Task to complete — Look through the material below for "Temperature". Copy every line that contains it.

_____

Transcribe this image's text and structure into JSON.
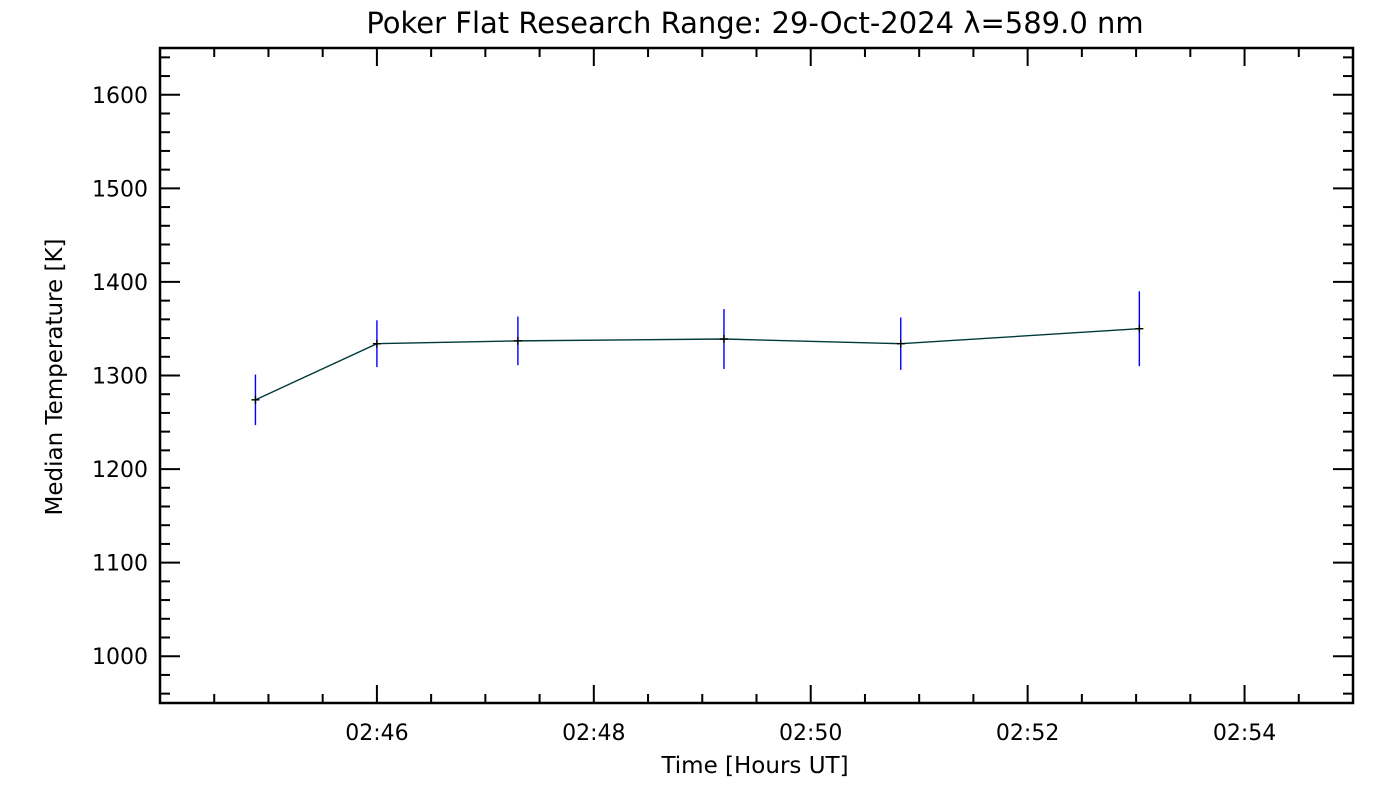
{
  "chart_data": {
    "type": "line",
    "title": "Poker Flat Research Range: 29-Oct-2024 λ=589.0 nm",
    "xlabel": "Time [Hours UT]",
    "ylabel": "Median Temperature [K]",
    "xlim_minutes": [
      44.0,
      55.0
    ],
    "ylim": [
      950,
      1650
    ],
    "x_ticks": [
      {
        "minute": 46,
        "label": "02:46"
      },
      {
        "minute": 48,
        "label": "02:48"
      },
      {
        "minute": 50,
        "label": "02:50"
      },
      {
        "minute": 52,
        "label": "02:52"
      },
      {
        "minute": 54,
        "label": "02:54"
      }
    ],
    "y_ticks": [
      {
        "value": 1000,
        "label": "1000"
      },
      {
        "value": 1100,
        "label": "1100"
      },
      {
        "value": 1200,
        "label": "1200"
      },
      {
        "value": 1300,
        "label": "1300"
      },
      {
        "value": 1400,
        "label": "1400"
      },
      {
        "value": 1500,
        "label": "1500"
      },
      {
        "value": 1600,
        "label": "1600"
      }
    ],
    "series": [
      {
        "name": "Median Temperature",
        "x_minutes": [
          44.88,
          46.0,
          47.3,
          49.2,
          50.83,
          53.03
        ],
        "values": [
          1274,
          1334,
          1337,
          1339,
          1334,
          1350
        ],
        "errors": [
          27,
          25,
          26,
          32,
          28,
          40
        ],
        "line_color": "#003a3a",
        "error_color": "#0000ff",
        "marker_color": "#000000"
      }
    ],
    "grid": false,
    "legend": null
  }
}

_____

Output —
    "ylabel": "Median Temperature [K]",
        "name": "Median Temperature",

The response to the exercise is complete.